For the data that follows, report how many lines contain the word "synthesis", and nothing else.

'''

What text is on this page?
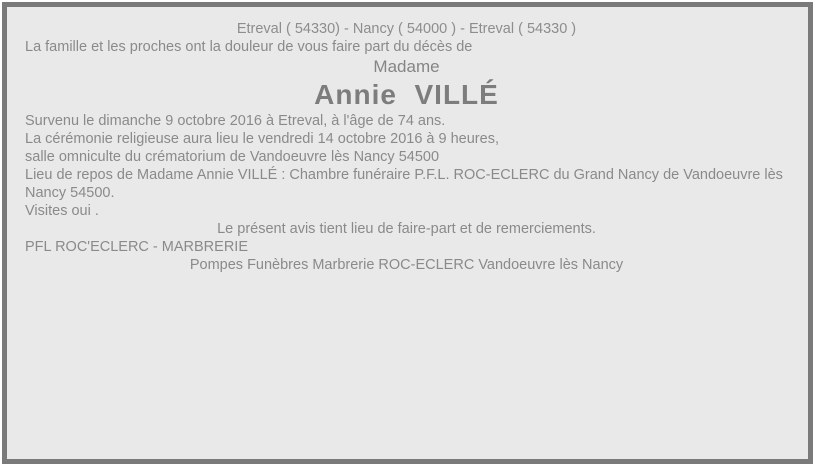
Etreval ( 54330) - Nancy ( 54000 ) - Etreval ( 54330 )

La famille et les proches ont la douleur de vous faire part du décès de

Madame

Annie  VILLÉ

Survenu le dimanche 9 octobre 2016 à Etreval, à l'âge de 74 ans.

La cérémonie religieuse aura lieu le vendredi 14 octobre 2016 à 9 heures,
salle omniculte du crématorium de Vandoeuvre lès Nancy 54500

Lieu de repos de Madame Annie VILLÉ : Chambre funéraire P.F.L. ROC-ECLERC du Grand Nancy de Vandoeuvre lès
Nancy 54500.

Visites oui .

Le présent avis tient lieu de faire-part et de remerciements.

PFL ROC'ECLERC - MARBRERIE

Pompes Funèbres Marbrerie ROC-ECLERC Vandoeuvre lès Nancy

'''
'''

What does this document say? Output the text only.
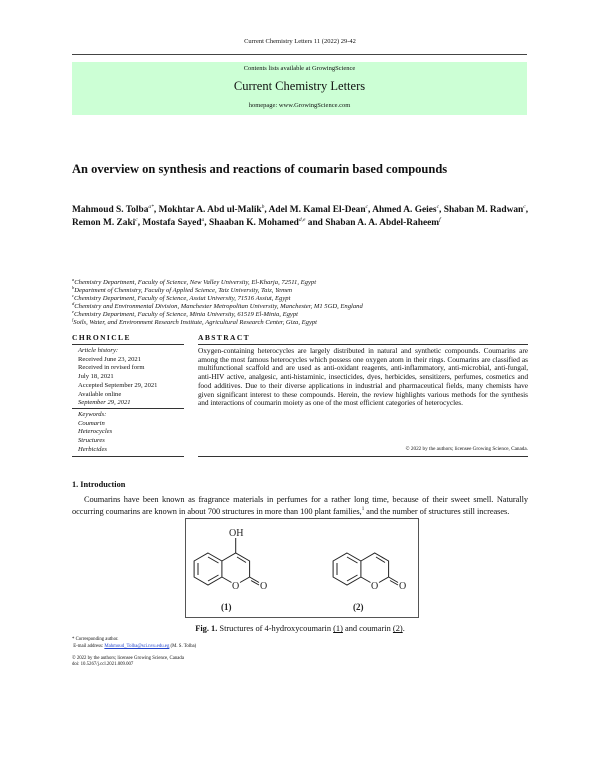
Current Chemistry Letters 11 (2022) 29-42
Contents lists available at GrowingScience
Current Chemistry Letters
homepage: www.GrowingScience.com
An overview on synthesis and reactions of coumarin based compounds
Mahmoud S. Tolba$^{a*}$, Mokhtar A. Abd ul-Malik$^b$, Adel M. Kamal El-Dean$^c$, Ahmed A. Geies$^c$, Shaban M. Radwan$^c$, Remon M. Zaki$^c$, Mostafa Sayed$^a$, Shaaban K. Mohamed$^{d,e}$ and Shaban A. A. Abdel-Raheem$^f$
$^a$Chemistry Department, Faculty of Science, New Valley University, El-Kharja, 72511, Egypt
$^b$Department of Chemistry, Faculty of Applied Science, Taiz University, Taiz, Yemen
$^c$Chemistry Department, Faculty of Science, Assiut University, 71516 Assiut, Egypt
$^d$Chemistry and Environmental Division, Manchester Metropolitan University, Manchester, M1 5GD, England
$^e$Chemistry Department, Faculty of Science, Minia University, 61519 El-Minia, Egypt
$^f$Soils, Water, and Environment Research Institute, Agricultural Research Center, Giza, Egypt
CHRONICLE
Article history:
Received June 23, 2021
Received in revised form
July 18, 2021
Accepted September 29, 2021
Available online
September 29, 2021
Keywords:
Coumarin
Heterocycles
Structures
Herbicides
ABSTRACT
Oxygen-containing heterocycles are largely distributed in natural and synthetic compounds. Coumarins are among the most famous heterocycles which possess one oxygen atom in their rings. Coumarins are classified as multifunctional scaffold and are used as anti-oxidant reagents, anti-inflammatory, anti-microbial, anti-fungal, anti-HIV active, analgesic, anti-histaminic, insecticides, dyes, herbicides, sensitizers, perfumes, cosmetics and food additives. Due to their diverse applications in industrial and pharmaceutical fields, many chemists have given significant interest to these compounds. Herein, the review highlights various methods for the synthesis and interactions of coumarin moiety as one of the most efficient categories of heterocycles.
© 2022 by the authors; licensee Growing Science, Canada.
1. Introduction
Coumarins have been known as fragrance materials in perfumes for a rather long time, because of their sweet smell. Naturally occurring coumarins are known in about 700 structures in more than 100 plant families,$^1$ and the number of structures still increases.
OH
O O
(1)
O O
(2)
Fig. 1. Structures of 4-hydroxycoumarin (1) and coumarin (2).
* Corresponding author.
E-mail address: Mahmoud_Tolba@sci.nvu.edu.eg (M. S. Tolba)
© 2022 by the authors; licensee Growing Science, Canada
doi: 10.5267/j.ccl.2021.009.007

'''

● **Completed task**: 2